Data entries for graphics
..........

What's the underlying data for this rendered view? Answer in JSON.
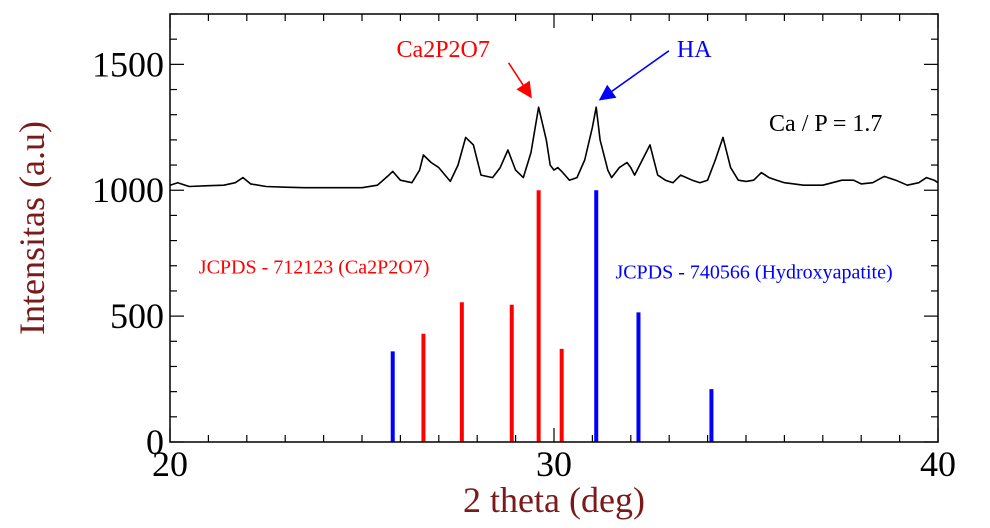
{
  "chart_data": {
    "type": "line",
    "title": "",
    "xlabel": "2 theta (deg)",
    "ylabel": "Intensitas (a.u)",
    "xlim": [
      20,
      40
    ],
    "ylim": [
      0,
      1700
    ],
    "x_ticks": [
      20,
      30,
      40
    ],
    "x_tick_labels": [
      "20",
      "30",
      "40"
    ],
    "y_ticks": [
      0,
      500,
      1000,
      1500
    ],
    "y_tick_labels": [
      "0",
      "500",
      "1000",
      "1500"
    ],
    "grid": false,
    "colors": {
      "measured": "#000000",
      "ca2p2o7": "#ff0000",
      "ha": "#0000ff",
      "axis_label": "#7a1a1a"
    },
    "series": [
      {
        "type": "line",
        "color": "#000000",
        "x": [
          20.0,
          20.2,
          20.5,
          21.0,
          21.4,
          21.7,
          21.9,
          22.1,
          22.5,
          23.0,
          23.5,
          24.0,
          24.5,
          25.0,
          25.4,
          25.7,
          25.8,
          26.0,
          26.3,
          26.5,
          26.6,
          26.8,
          27.0,
          27.3,
          27.5,
          27.7,
          27.9,
          28.1,
          28.4,
          28.6,
          28.8,
          29.0,
          29.2,
          29.4,
          29.6,
          29.8,
          29.9,
          30.0,
          30.1,
          30.2,
          30.4,
          30.6,
          30.8,
          31.0,
          31.1,
          31.2,
          31.4,
          31.5,
          31.7,
          31.9,
          32.0,
          32.1,
          32.3,
          32.5,
          32.7,
          32.9,
          33.1,
          33.3,
          33.6,
          33.8,
          34.0,
          34.2,
          34.4,
          34.6,
          34.8,
          35.0,
          35.2,
          35.4,
          35.6,
          35.8,
          36.0,
          36.5,
          37.0,
          37.5,
          37.8,
          38.0,
          38.3,
          38.6,
          38.9,
          39.2,
          39.5,
          39.7,
          39.9,
          40.0
        ],
        "y": [
          1020,
          1030,
          1015,
          1018,
          1020,
          1030,
          1050,
          1025,
          1015,
          1012,
          1010,
          1010,
          1010,
          1010,
          1020,
          1060,
          1075,
          1040,
          1030,
          1080,
          1140,
          1110,
          1090,
          1035,
          1100,
          1210,
          1180,
          1060,
          1050,
          1090,
          1160,
          1080,
          1050,
          1150,
          1330,
          1200,
          1100,
          1080,
          1090,
          1075,
          1040,
          1050,
          1120,
          1250,
          1330,
          1200,
          1080,
          1050,
          1090,
          1110,
          1090,
          1060,
          1120,
          1180,
          1060,
          1040,
          1030,
          1060,
          1040,
          1030,
          1040,
          1120,
          1210,
          1090,
          1040,
          1035,
          1040,
          1070,
          1050,
          1040,
          1030,
          1020,
          1020,
          1040,
          1040,
          1025,
          1030,
          1055,
          1040,
          1020,
          1030,
          1050,
          1040,
          1030
        ]
      },
      {
        "type": "stick",
        "color": "#ff0000",
        "x": [
          26.6,
          27.6,
          28.9,
          29.6,
          30.2
        ],
        "y": [
          430,
          555,
          545,
          1000,
          370
        ]
      },
      {
        "type": "stick",
        "color": "#0000ff",
        "x": [
          25.8,
          31.1,
          32.2,
          34.1
        ],
        "y": [
          360,
          1000,
          515,
          210
        ]
      }
    ],
    "annotations": [
      {
        "text": "Ca2P2O7",
        "color": "#ff0000",
        "x": 25.9,
        "y": 1530,
        "size": 24,
        "arrow_to": [
          29.4,
          1370
        ]
      },
      {
        "text": "HA",
        "color": "#0000ff",
        "x": 33.2,
        "y": 1530,
        "size": 24,
        "arrow_to": [
          31.2,
          1360
        ]
      },
      {
        "text": "Ca / P = 1.7",
        "color": "#000000",
        "x": 35.6,
        "y": 1235,
        "size": 24
      },
      {
        "text": "JCPDS - 712123 (Ca2P2O7)",
        "color": "#ff0000",
        "x": 20.75,
        "y": 670,
        "size": 20
      },
      {
        "text": "JCPDS - 740566 (Hydroxyapatite)",
        "color": "#0000ff",
        "x": 31.6,
        "y": 650,
        "size": 20
      }
    ]
  }
}
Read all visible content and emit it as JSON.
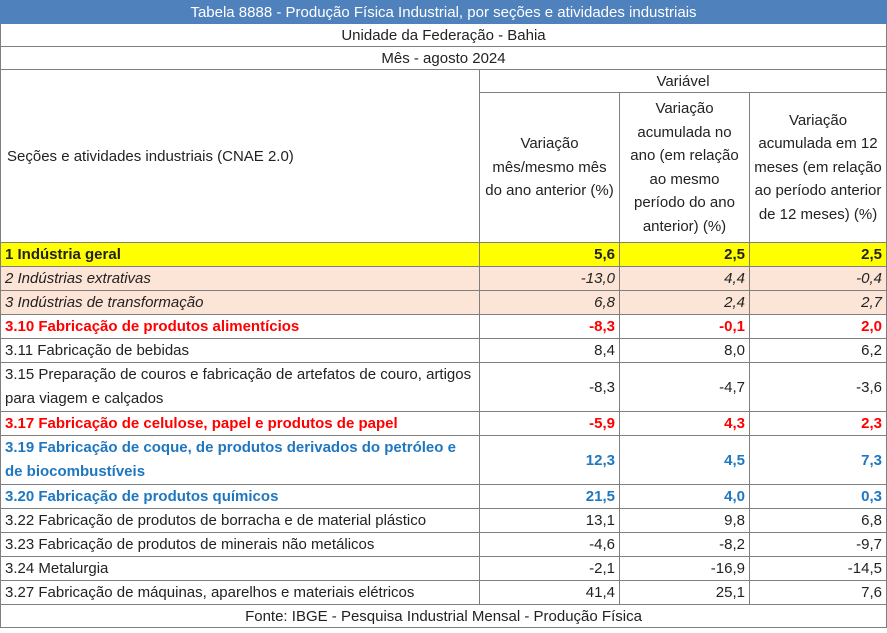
{
  "title": "Tabela 8888 - Produção Física Industrial, por seções e atividades industriais",
  "uf": "Unidade da Federação - Bahia",
  "mes": "Mês - agosto 2024",
  "header": {
    "variavel": "Variável",
    "secoes": "Seções e atividades industriais (CNAE 2.0)",
    "col1": "Variação mês/mesmo mês do ano anterior (%)",
    "col2": "Variação acumulada no ano (em relação ao mesmo período do ano anterior) (%)",
    "col3": "Variação acumulada em 12 meses (em relação ao período anterior de 12 meses) (%)"
  },
  "rows": [
    {
      "label": "1 Indústria geral",
      "v1": "5,6",
      "v2": "2,5",
      "v3": "2,5"
    },
    {
      "label": "2 Indústrias extrativas",
      "v1": "-13,0",
      "v2": "4,4",
      "v3": "-0,4"
    },
    {
      "label": "3 Indústrias de transformação",
      "v1": "6,8",
      "v2": "2,4",
      "v3": "2,7"
    },
    {
      "label": "3.10 Fabricação de produtos alimentícios",
      "v1": "-8,3",
      "v2": "-0,1",
      "v3": "2,0"
    },
    {
      "label": "3.11 Fabricação de bebidas",
      "v1": "8,4",
      "v2": "8,0",
      "v3": "6,2"
    },
    {
      "label": "3.15 Preparação de couros e fabricação de artefatos de couro, artigos para viagem e calçados",
      "v1": "-8,3",
      "v2": "-4,7",
      "v3": "-3,6"
    },
    {
      "label": "3.17 Fabricação de celulose, papel e produtos de papel",
      "v1": "-5,9",
      "v2": "4,3",
      "v3": "2,3"
    },
    {
      "label": "3.19 Fabricação de coque, de produtos derivados do petróleo e de biocombustíveis",
      "v1": "12,3",
      "v2": "4,5",
      "v3": "7,3"
    },
    {
      "label": "3.20 Fabricação de produtos químicos",
      "v1": "21,5",
      "v2": "4,0",
      "v3": "0,3"
    },
    {
      "label": "3.22 Fabricação de produtos de borracha e de material plástico",
      "v1": "13,1",
      "v2": "9,8",
      "v3": "6,8"
    },
    {
      "label": "3.23 Fabricação de produtos de minerais não metálicos",
      "v1": "-4,6",
      "v2": "-8,2",
      "v3": "-9,7"
    },
    {
      "label": "3.24 Metalurgia",
      "v1": "-2,1",
      "v2": "-16,9",
      "v3": "-14,5"
    },
    {
      "label": "3.27 Fabricação de máquinas, aparelhos e materiais elétricos",
      "v1": "41,4",
      "v2": "25,1",
      "v3": "7,6"
    }
  ],
  "fonte": "Fonte: IBGE - Pesquisa Industrial Mensal - Produção Física",
  "colors": {
    "title_bg": "#4f81bd",
    "geral_bg": "#ffff00",
    "sec_bg": "#fce4d6",
    "red": "#ff0000",
    "blue": "#1f77c0"
  }
}
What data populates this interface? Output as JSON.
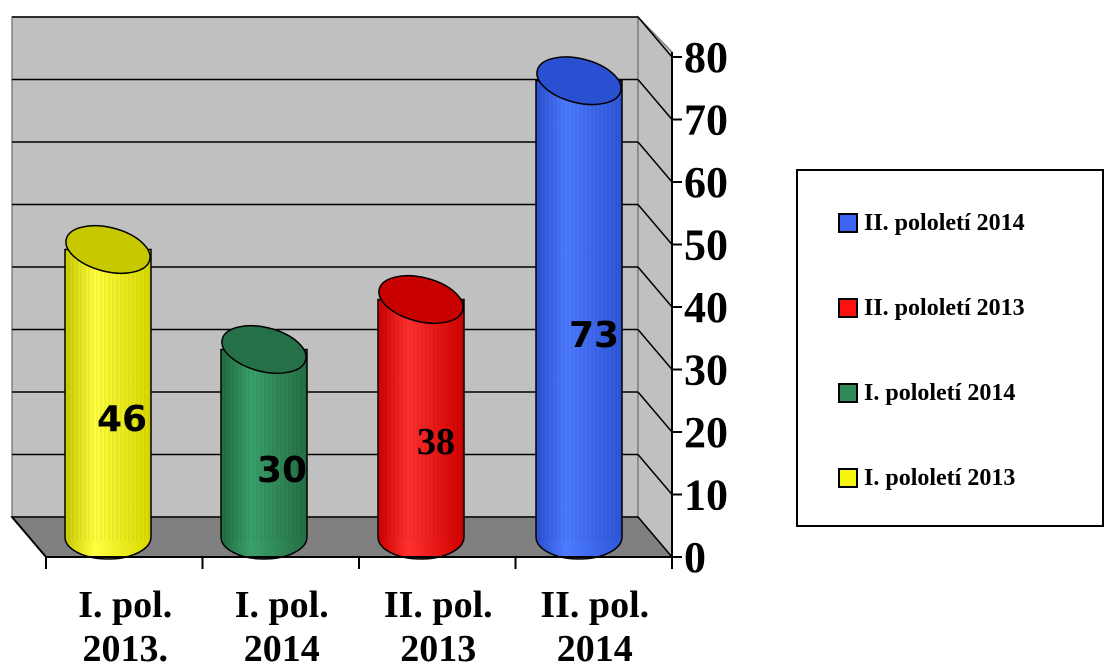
{
  "chart_data": {
    "type": "bar",
    "categories": [
      "I. pol. 2013.",
      "I. pol. 2014",
      "II. pol. 2013",
      "II. pol. 2014"
    ],
    "category_lines": [
      [
        "I. pol.",
        "2013."
      ],
      [
        "I. pol.",
        "2014"
      ],
      [
        "II. pol.",
        "2013"
      ],
      [
        "II. pol.",
        "2014"
      ]
    ],
    "values": [
      46,
      30,
      38,
      73
    ],
    "value_labels": [
      "46",
      "30",
      "38",
      "73"
    ],
    "bar_colors": [
      "#f5f510",
      "#2e8b57",
      "#ff1010",
      "#3b64f0"
    ],
    "ylim": [
      0,
      80
    ],
    "y_ticks": [
      "0",
      "10",
      "20",
      "30",
      "40",
      "50",
      "60",
      "70",
      "80"
    ],
    "y_axis_side": "right",
    "grid": true,
    "style": "3d-cylinder",
    "legend_position": "right",
    "legend": [
      {
        "label": "II. pololetí 2014",
        "color": "#3b64f0"
      },
      {
        "label": "II. pololetí 2013",
        "color": "#ff1010"
      },
      {
        "label": "I. pololetí 2014",
        "color": "#2e8b57"
      },
      {
        "label": "I. pololetí 2013",
        "color": "#f5f510"
      }
    ]
  }
}
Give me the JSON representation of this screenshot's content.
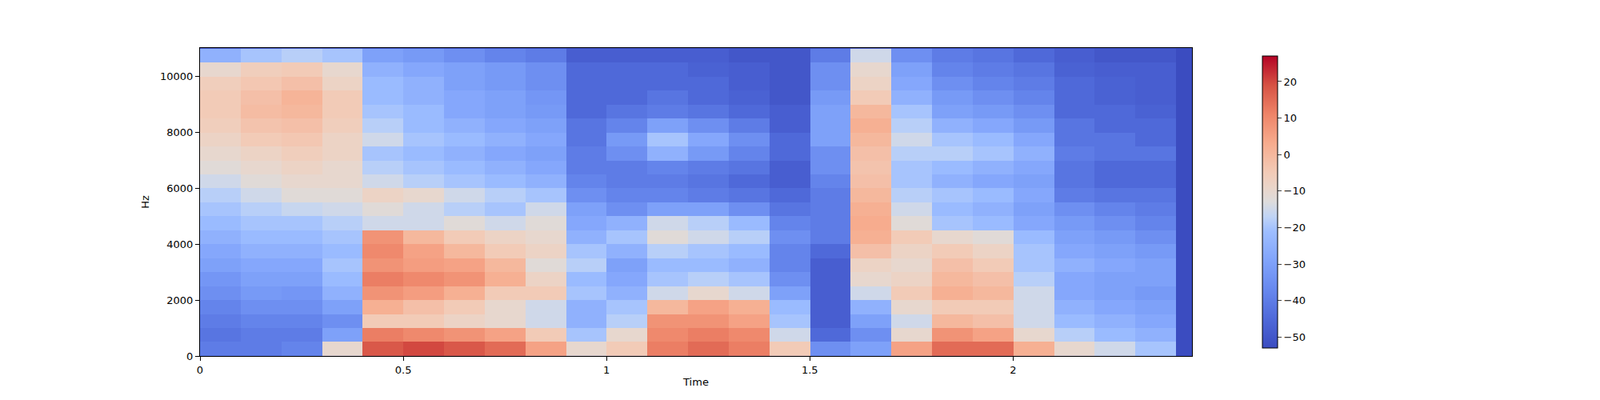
{
  "chart_data": {
    "type": "heatmap",
    "x_label": "Time",
    "y_label": "Hz",
    "x": [
      0.05,
      0.15,
      0.25,
      0.35,
      0.45,
      0.55,
      0.65,
      0.75,
      0.85,
      0.95,
      1.05,
      1.15,
      1.25,
      1.35,
      1.45,
      1.55,
      1.65,
      1.75,
      1.85,
      1.95,
      2.05,
      2.15,
      2.25,
      2.35
    ],
    "y": [
      250,
      750,
      1250,
      1750,
      2250,
      2750,
      3250,
      3750,
      4250,
      4750,
      5250,
      5750,
      6250,
      6750,
      7250,
      7750,
      8250,
      8750,
      9250,
      9750,
      10250,
      10750
    ],
    "cells": [
      [
        -40,
        -42,
        -40,
        -38,
        -35,
        -33,
        -30,
        -28,
        -25,
        -22,
        -20,
        -18,
        -15,
        -12,
        -10,
        -8,
        -6,
        -5,
        -5,
        -6,
        -10,
        -25
      ],
      [
        -40,
        -40,
        -38,
        -35,
        -32,
        -30,
        -28,
        -25,
        -22,
        -20,
        -18,
        -15,
        -12,
        -10,
        -8,
        -5,
        -3,
        -1,
        -2,
        -4,
        -6,
        -20
      ],
      [
        -38,
        -40,
        -38,
        -35,
        -33,
        -30,
        -28,
        -25,
        -22,
        -20,
        -16,
        -12,
        -10,
        -8,
        -6,
        -4,
        -2,
        0,
        1,
        -2,
        -5,
        -18
      ],
      [
        -10,
        -30,
        -35,
        -30,
        -25,
        -22,
        -20,
        -22,
        -20,
        -18,
        -15,
        -12,
        -10,
        -10,
        -8,
        -8,
        -6,
        -5,
        -5,
        -8,
        -10,
        -20
      ],
      [
        18,
        12,
        -5,
        2,
        8,
        12,
        8,
        10,
        8,
        -15,
        -12,
        -8,
        -15,
        -18,
        -20,
        -15,
        -18,
        -20,
        -22,
        -22,
        -25,
        -30
      ],
      [
        20,
        10,
        -5,
        -2,
        6,
        10,
        6,
        5,
        0,
        -15,
        -15,
        -10,
        -18,
        -20,
        -22,
        -20,
        -22,
        -22,
        -25,
        -25,
        -28,
        -32
      ],
      [
        18,
        8,
        -8,
        -5,
        2,
        8,
        5,
        0,
        -5,
        -12,
        -18,
        -15,
        -20,
        -22,
        -25,
        -22,
        -25,
        -28,
        -28,
        -30,
        -30,
        -35
      ],
      [
        15,
        5,
        -10,
        -10,
        -5,
        2,
        0,
        -5,
        -8,
        -15,
        -20,
        -18,
        -22,
        -25,
        -28,
        -25,
        -28,
        -30,
        -30,
        -32,
        -32,
        -38
      ],
      [
        5,
        -5,
        -15,
        -15,
        -5,
        -8,
        -12,
        -8,
        -10,
        -12,
        -15,
        -20,
        -25,
        -28,
        -30,
        -28,
        -30,
        -32,
        -33,
        -35,
        -35,
        -40
      ],
      [
        -10,
        -20,
        -25,
        -25,
        -20,
        -22,
        -18,
        -20,
        -25,
        -28,
        -30,
        -35,
        -38,
        -40,
        -40,
        -42,
        -42,
        -45,
        -45,
        -45,
        -45,
        -48
      ],
      [
        -5,
        -10,
        -18,
        -20,
        -25,
        -28,
        -30,
        -25,
        -20,
        -25,
        -35,
        -38,
        -40,
        -40,
        -35,
        -32,
        -38,
        -42,
        -45,
        -45,
        -45,
        -48
      ],
      [
        12,
        10,
        8,
        0,
        -15,
        -20,
        -22,
        -18,
        -12,
        -15,
        -30,
        -38,
        -40,
        -38,
        -25,
        -20,
        -30,
        -40,
        -42,
        -45,
        -45,
        -48
      ],
      [
        15,
        12,
        8,
        5,
        -10,
        -18,
        -22,
        -20,
        -15,
        -18,
        -30,
        -40,
        -42,
        -40,
        -32,
        -28,
        -35,
        -42,
        -45,
        -45,
        -47,
        -48
      ],
      [
        12,
        10,
        5,
        2,
        -15,
        -20,
        -25,
        -22,
        -18,
        -22,
        -35,
        -42,
        -45,
        -42,
        -38,
        -35,
        -40,
        -45,
        -47,
        -48,
        -48,
        -50
      ],
      [
        -5,
        -15,
        -20,
        -22,
        -30,
        -35,
        -38,
        -38,
        -35,
        -38,
        -42,
        -45,
        -48,
        -48,
        -45,
        -45,
        -48,
        -48,
        -50,
        -50,
        -50,
        -50
      ],
      [
        -35,
        -45,
        -48,
        -48,
        -48,
        -48,
        -48,
        -45,
        -40,
        -40,
        -40,
        -40,
        -38,
        -35,
        -35,
        -30,
        -30,
        -30,
        -32,
        -35,
        -35,
        -40
      ],
      [
        -30,
        -35,
        -30,
        -25,
        -15,
        -10,
        -8,
        -2,
        2,
        3,
        2,
        0,
        -2,
        -3,
        -2,
        0,
        2,
        0,
        -5,
        -8,
        -10,
        -15
      ],
      [
        5,
        -10,
        -15,
        -10,
        -5,
        -8,
        -10,
        -8,
        -5,
        -12,
        -15,
        -18,
        -20,
        -20,
        -18,
        -15,
        -18,
        -20,
        -25,
        -28,
        -30,
        -35
      ],
      [
        15,
        8,
        0,
        -5,
        2,
        0,
        -2,
        -5,
        -10,
        -20,
        -22,
        -20,
        -25,
        -22,
        -18,
        -20,
        -25,
        -30,
        -32,
        -35,
        -38,
        -40
      ],
      [
        15,
        5,
        -2,
        -5,
        0,
        -2,
        -5,
        -8,
        -12,
        -22,
        -25,
        -22,
        -28,
        -25,
        -20,
        -22,
        -28,
        -32,
        -35,
        -38,
        -40,
        -42
      ],
      [
        2,
        -10,
        -15,
        -15,
        -15,
        -18,
        -20,
        -20,
        -22,
        -28,
        -30,
        -28,
        -30,
        -28,
        -25,
        -28,
        -32,
        -35,
        -38,
        -40,
        -42,
        -45
      ],
      [
        -10,
        -18,
        -22,
        -25,
        -28,
        -28,
        -25,
        -28,
        -30,
        -32,
        -35,
        -40,
        -42,
        -42,
        -40,
        -42,
        -42,
        -45,
        -45,
        -45,
        -47,
        -48
      ],
      [
        -15,
        -22,
        -25,
        -28,
        -30,
        -30,
        -28,
        -30,
        -32,
        -35,
        -38,
        -42,
        -45,
        -45,
        -42,
        -42,
        -45,
        -45,
        -47,
        -47,
        -48,
        -50
      ],
      [
        -20,
        -25,
        -28,
        -30,
        -32,
        -30,
        -30,
        -32,
        -35,
        -38,
        -40,
        -42,
        -45,
        -45,
        -42,
        -45,
        -45,
        -47,
        -48,
        -48,
        -48,
        -50
      ]
    ],
    "xlim": [
      0,
      2.44
    ],
    "xticks": [
      0,
      0.5,
      1,
      1.5,
      2
    ],
    "ylim": [
      0,
      11025
    ],
    "yticks": [
      0,
      2000,
      4000,
      6000,
      8000,
      10000
    ],
    "colorbar_range": [
      -53,
      27
    ],
    "colorbar_ticks": [
      -50,
      -40,
      -30,
      -20,
      -10,
      0,
      10,
      20
    ]
  }
}
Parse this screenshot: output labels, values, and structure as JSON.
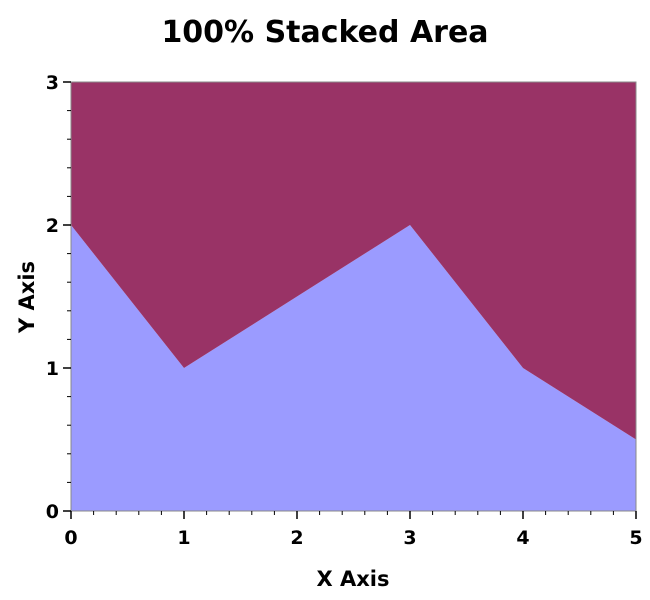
{
  "chart_data": {
    "type": "area",
    "stacked": true,
    "title": "100% Stacked Area",
    "xlabel": "X Axis",
    "ylabel": "Y Axis",
    "x": [
      0,
      1,
      2,
      3,
      4,
      5
    ],
    "xlim": [
      0,
      5
    ],
    "ylim": [
      0,
      3
    ],
    "x_ticks": [
      "0",
      "1",
      "2",
      "3",
      "4",
      "5"
    ],
    "y_ticks": [
      "0",
      "1",
      "2",
      "3"
    ],
    "grid": false,
    "legend": "none",
    "series": [
      {
        "values": [
          2,
          1,
          1.5,
          2,
          1,
          0.5
        ],
        "color": "#9b9bff"
      },
      {
        "values": [
          1,
          2,
          1.5,
          1,
          2,
          2.5
        ],
        "color": "#993366"
      }
    ]
  }
}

..........

PROBLEM TO SOLVE = Emit the lines from the line containing "Parse this screenshot: output" to the final line of the material, inclusive, exactly as written; pictures are excluded.

ANSWER =
Parse this screenshot: output labels, values, and structure as JSON.
{
  "chart_data": {
    "type": "area",
    "stacked": true,
    "title": "100% Stacked Area",
    "xlabel": "X Axis",
    "ylabel": "Y Axis",
    "x": [
      0,
      1,
      2,
      3,
      4,
      5
    ],
    "xlim": [
      0,
      5
    ],
    "ylim": [
      0,
      3
    ],
    "x_ticks": [
      "0",
      "1",
      "2",
      "3",
      "4",
      "5"
    ],
    "y_ticks": [
      "0",
      "1",
      "2",
      "3"
    ],
    "grid": false,
    "legend": "none",
    "series": [
      {
        "values": [
          2,
          1,
          1.5,
          2,
          1,
          0.5
        ],
        "color": "#9b9bff"
      },
      {
        "values": [
          1,
          2,
          1.5,
          1,
          2,
          2.5
        ],
        "color": "#993366"
      }
    ]
  }
}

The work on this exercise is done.